• [WORK TO BE COMPLETED]:
Copy all lines below exactly as written. Leave pictures out.

INFORMATION SUPPLIED start

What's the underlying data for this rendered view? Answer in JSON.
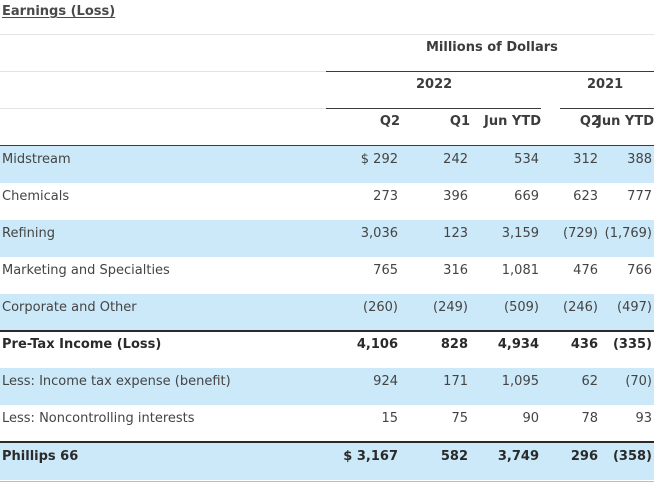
{
  "title": "Earnings (Loss)",
  "units_header": "Millions of Dollars",
  "year_headers": [
    "2022",
    "2021"
  ],
  "column_headers": [
    "Q2",
    "Q1",
    "Jun YTD",
    "Q2",
    "Jun YTD"
  ],
  "rows": [
    {
      "label": "Midstream",
      "values": [
        "$ 292",
        "242",
        "534",
        "312",
        "388"
      ]
    },
    {
      "label": "Chemicals",
      "values": [
        "273",
        "396",
        "669",
        "623",
        "777"
      ]
    },
    {
      "label": "Refining",
      "values": [
        "3,036",
        "123",
        "3,159",
        "(729)",
        "(1,769)"
      ]
    },
    {
      "label": "Marketing and Specialties",
      "values": [
        "765",
        "316",
        "1,081",
        "476",
        "766"
      ]
    },
    {
      "label": "Corporate and Other",
      "values": [
        "(260)",
        "(249)",
        "(509)",
        "(246)",
        "(497)"
      ]
    },
    {
      "label": "Pre-Tax Income (Loss)",
      "values": [
        "4,106",
        "828",
        "4,934",
        "436",
        "(335)"
      ]
    },
    {
      "label": "Less: Income tax expense (benefit)",
      "values": [
        "924",
        "171",
        "1,095",
        "62",
        "(70)"
      ]
    },
    {
      "label": "Less: Noncontrolling interests",
      "values": [
        "15",
        "75",
        "90",
        "78",
        "93"
      ]
    },
    {
      "label": "Phillips 66",
      "values": [
        "$ 3,167",
        "582",
        "3,749",
        "296",
        "(358)"
      ]
    }
  ]
}
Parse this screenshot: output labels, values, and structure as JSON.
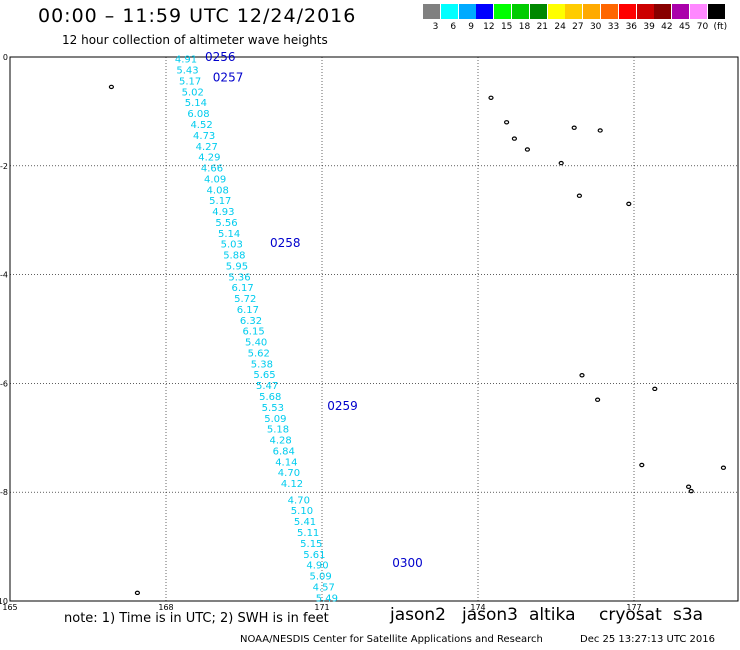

INFORMATION SUPPLIED end

• [PROBLEM SOLUTION]:
What's the underlying data for this rendered view? Answer in JSON.
{
  "title": "Earnings (Loss)",
  "units_header": "Millions of Dollars",
  "year_headers": [
    "2022",
    "2021"
  ],
  "column_headers": [
    "Q2",
    "Q1",
    "Jun YTD",
    "Q2",
    "Jun YTD"
  ],
  "rows": [
    {
      "label": "Midstream",
      "values": [
        "$ 292",
        "242",
        "534",
        "312",
        "388"
      ]
    },
    {
      "label": "Chemicals",
      "values": [
        "273",
        "396",
        "669",
        "623",
        "777"
      ]
    },
    {
      "label": "Refining",
      "values": [
        "3,036",
        "123",
        "3,159",
        "(729)",
        "(1,769)"
      ]
    },
    {
      "label": "Marketing and Specialties",
      "values": [
        "765",
        "316",
        "1,081",
        "476",
        "766"
      ]
    },
    {
      "label": "Corporate and Other",
      "values": [
        "(260)",
        "(249)",
        "(509)",
        "(246)",
        "(497)"
      ]
    },
    {
      "label": "Pre-Tax Income (Loss)",
      "values": [
        "4,106",
        "828",
        "4,934",
        "436",
        "(335)"
      ]
    },
    {
      "label": "Less: Income tax expense (benefit)",
      "values": [
        "924",
        "171",
        "1,095",
        "62",
        "(70)"
      ]
    },
    {
      "label": "Less: Noncontrolling interests",
      "values": [
        "15",
        "75",
        "90",
        "78",
        "93"
      ]
    },
    {
      "label": "Phillips 66",
      "values": [
        "$ 3,167",
        "582",
        "3,749",
        "296",
        "(358)"
      ]
    }
  ]
}
Parse this screenshot: output labels, values, and structure as JSON.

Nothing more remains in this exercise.